• Instructions for the task: Write out all of the data exactly as it appears.

• Data shown:
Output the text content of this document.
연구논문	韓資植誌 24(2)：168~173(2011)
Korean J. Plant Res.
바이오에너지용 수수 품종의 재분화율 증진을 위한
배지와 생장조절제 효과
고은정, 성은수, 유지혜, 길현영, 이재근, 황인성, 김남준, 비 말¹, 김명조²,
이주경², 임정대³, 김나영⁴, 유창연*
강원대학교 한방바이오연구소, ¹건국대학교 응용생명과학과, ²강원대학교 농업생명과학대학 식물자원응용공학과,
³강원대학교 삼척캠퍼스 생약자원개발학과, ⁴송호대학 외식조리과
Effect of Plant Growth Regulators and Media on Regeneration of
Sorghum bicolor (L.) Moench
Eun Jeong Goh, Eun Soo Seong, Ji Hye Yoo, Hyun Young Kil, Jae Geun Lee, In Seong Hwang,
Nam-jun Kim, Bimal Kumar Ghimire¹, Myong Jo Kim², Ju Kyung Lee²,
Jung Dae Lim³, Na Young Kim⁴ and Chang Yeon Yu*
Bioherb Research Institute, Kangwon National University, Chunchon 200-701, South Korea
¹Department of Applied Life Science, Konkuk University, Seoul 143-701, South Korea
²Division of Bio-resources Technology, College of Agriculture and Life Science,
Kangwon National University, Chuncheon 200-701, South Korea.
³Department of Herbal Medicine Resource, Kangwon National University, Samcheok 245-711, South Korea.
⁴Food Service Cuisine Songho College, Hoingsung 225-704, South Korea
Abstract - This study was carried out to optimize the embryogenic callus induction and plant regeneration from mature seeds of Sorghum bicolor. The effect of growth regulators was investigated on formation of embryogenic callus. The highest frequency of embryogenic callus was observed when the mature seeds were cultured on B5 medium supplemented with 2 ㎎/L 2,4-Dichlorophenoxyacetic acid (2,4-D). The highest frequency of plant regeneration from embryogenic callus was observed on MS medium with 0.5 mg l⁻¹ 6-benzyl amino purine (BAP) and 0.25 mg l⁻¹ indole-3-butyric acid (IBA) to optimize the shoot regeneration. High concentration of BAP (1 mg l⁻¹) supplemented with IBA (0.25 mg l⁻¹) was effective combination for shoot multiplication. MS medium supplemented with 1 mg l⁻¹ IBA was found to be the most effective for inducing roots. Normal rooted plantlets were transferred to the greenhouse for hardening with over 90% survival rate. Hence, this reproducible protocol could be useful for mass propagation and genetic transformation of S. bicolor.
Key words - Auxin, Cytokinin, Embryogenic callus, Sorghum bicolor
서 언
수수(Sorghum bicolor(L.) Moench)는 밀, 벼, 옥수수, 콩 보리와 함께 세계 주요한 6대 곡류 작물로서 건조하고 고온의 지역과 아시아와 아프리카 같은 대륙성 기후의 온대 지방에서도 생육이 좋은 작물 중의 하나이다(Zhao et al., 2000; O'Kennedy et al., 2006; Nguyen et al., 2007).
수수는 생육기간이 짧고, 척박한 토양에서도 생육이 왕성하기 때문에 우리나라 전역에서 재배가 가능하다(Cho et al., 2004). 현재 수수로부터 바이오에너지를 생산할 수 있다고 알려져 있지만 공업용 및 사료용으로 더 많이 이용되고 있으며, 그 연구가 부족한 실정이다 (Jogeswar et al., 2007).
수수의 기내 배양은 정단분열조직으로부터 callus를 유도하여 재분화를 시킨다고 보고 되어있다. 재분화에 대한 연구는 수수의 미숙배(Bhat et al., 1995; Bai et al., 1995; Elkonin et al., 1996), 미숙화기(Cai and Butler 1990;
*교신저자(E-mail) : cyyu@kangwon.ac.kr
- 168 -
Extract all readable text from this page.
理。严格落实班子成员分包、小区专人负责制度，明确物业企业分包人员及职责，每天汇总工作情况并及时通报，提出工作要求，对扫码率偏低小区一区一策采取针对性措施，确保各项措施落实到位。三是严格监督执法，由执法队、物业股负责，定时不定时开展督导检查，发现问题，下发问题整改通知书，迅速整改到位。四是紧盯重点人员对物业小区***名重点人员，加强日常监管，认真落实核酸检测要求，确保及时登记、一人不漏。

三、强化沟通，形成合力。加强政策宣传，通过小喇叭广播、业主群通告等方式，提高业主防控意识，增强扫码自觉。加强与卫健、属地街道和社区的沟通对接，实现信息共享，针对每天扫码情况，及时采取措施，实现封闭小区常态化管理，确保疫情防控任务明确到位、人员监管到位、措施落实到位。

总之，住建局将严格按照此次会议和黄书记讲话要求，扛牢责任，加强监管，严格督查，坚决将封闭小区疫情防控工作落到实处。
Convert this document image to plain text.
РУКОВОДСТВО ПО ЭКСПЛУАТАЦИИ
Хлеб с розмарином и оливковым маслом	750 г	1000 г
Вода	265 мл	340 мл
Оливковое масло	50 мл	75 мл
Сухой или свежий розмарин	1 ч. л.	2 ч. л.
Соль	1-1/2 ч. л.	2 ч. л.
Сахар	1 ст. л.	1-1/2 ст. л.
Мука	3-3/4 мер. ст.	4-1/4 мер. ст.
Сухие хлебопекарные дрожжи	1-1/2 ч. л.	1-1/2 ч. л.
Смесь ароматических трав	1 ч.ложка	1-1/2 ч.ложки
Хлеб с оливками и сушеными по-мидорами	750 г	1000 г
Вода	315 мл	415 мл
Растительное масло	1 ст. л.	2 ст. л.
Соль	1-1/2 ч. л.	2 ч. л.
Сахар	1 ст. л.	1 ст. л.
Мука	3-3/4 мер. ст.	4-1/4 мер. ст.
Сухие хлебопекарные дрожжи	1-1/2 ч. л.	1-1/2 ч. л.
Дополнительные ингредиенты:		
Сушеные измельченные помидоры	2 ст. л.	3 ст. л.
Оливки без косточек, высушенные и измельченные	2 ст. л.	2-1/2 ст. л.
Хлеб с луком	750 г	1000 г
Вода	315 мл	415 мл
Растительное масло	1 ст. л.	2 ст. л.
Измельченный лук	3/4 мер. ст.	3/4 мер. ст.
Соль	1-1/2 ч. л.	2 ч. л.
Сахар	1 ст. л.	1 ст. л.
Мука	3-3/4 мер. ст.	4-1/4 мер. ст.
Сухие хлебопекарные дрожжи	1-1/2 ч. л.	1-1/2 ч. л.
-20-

• Task response:
Output the text content of this document.
연구논문	韓資植誌 24(2)：168~173(2011)
Korean J. Plant Res.
바이오에너지용 수수 품종의 재분화율 증진을 위한
배지와 생장조절제 효과
고은정, 성은수, 유지혜, 길현영, 이재근, 황인성, 김남준, 비 말¹, 김명조²,
이주경², 임정대³, 김나영⁴, 유창연*
강원대학교 한방바이오연구소, ¹건국대학교 응용생명과학과, ²강원대학교 농업생명과학대학 식물자원응용공학과,
³강원대학교 삼척캠퍼스 생약자원개발학과, ⁴송호대학 외식조리과
Effect of Plant Growth Regulators and Media on Regeneration of
Sorghum bicolor (L.) Moench
Eun Jeong Goh, Eun Soo Seong, Ji Hye Yoo, Hyun Young Kil, Jae Geun Lee, In Seong Hwang,
Nam-jun Kim, Bimal Kumar Ghimire¹, Myong Jo Kim², Ju Kyung Lee²,
Jung Dae Lim³, Na Young Kim⁴ and Chang Yeon Yu*
Bioherb Research Institute, Kangwon National University, Chunchon 200-701, South Korea
¹Department of Applied Life Science, Konkuk University, Seoul 143-701, South Korea
²Division of Bio-resources Technology, College of Agriculture and Life Science,
Kangwon National University, Chuncheon 200-701, South Korea.
³Department of Herbal Medicine Resource, Kangwon National University, Samcheok 245-711, South Korea.
⁴Food Service Cuisine Songho College, Hoingsung 225-704, South Korea
Abstract - This study was carried out to optimize the embryogenic callus induction and plant regeneration from mature seeds of Sorghum bicolor. The effect of growth regulators was investigated on formation of embryogenic callus. The highest frequency of embryogenic callus was observed when the mature seeds were cultured on B5 medium supplemented with 2 ㎎/L 2,4-Dichlorophenoxyacetic acid (2,4-D). The highest frequency of plant regeneration from embryogenic callus was observed on MS medium with 0.5 mg l⁻¹ 6-benzyl amino purine (BAP) and 0.25 mg l⁻¹ indole-3-butyric acid (IBA) to optimize the shoot regeneration. High concentration of BAP (1 mg l⁻¹) supplemented with IBA (0.25 mg l⁻¹) was effective combination for shoot multiplication. MS medium supplemented with 1 mg l⁻¹ IBA was found to be the most effective for inducing roots. Normal rooted plantlets were transferred to the greenhouse for hardening with over 90% survival rate. Hence, this reproducible protocol could be useful for mass propagation and genetic transformation of S. bicolor.
Key words - Auxin, Cytokinin, Embryogenic callus, Sorghum bicolor
서 언
수수(Sorghum bicolor(L.) Moench)는 밀, 벼, 옥수수, 콩 보리와 함께 세계 주요한 6대 곡류 작물로서 건조하고 고온의 지역과 아시아와 아프리카 같은 대륙성 기후의 온대 지방에서도 생육이 좋은 작물 중의 하나이다(Zhao et al., 2000; O'Kennedy et al., 2006; Nguyen et al., 2007).
수수는 생육기간이 짧고, 척박한 토양에서도 생육이 왕성하기 때문에 우리나라 전역에서 재배가 가능하다(Cho et al., 2004). 현재 수수로부터 바이오에너지를 생산할 수 있다고 알려져 있지만 공업용 및 사료용으로 더 많이 이용되고 있으며, 그 연구가 부족한 실정이다 (Jogeswar et al., 2007).
수수의 기내 배양은 정단분열조직으로부터 callus를 유도하여 재분화를 시킨다고 보고 되어있다. 재분화에 대한 연구는 수수의 미숙배(Bhat et al., 1995; Bai et al., 1995; Elkonin et al., 1996), 미숙화기(Cai and Butler 1990;
*교신저자(E-mail) : cyyu@kangwon.ac.kr
- 168 -
Extract all readable text from this page.
理。严格落实班子成员分包、小区专人负责制度，明确物业企业分包人员及职责，每天汇总工作情况并及时通报，提出工作要求，对扫码率偏低小区一区一策采取针对性措施，确保各项措施落实到位。三是严格监督执法，由执法队、物业股负责，定时不定时开展督导检查，发现问题，下发问题整改通知书，迅速整改到位。四是紧盯重点人员对物业小区***名重点人员，加强日常监管，认真落实核酸检测要求，确保及时登记、一人不漏。

三、强化沟通，形成合力。加强政策宣传，通过小喇叭广播、业主群通告等方式，提高业主防控意识，增强扫码自觉。加强与卫健、属地街道和社区的沟通对接，实现信息共享，针对每天扫码情况，及时采取措施，实现封闭小区常态化管理，确保疫情防控任务明确到位、人员监管到位、措施落实到位。

总之，住建局将严格按照此次会议和黄书记讲话要求，扛牢责任，加强监管，严格督查，坚决将封闭小区疫情防控工作落到实处。
Convert this document image to plain text.
РУКОВОДСТВО ПО ЭКСПЛУАТАЦИИ
Хлеб с розмарином и оливковым маслом	750 г	1000 г
Вода	265 мл	340 мл
Оливковое масло	50 мл	75 мл
Сухой или свежий розмарин	1 ч. л.	2 ч. л.
Соль	1-1/2 ч. л.	2 ч. л.
Сахар	1 ст. л.	1-1/2 ст. л.
Мука	3-3/4 мер. ст.	4-1/4 мер. ст.
Сухие хлебопекарные дрожжи	1-1/2 ч. л.	1-1/2 ч. л.
Смесь ароматических трав	1 ч.ложка	1-1/2 ч.ложки
Хлеб с оливками и сушеными по-мидорами	750 г	1000 г
Вода	315 мл	415 мл
Растительное масло	1 ст. л.	2 ст. л.
Соль	1-1/2 ч. л.	2 ч. л.
Сахар	1 ст. л.	1 ст. л.
Мука	3-3/4 мер. ст.	4-1/4 мер. ст.
Сухие хлебопекарные дрожжи	1-1/2 ч. л.	1-1/2 ч. л.
Дополнительные ингредиенты:		
Сушеные измельченные помидоры	2 ст. л.	3 ст. л.
Оливки без косточек, высушенные и измельченные	2 ст. л.	2-1/2 ст. л.
Хлеб с луком	750 г	1000 г
Вода	315 мл	415 мл
Растительное масло	1 ст. л.	2 ст. л.
Измельченный лук	3/4 мер. ст.	3/4 мер. ст.
Соль	1-1/2 ч. л.	2 ч. л.
Сахар	1 ст. л.	1 ст. л.
Мука	3-3/4 мер. ст.	4-1/4 мер. ст.
Сухие хлебопекарные дрожжи	1-1/2 ч. л.	1-1/2 ч. л.
-20-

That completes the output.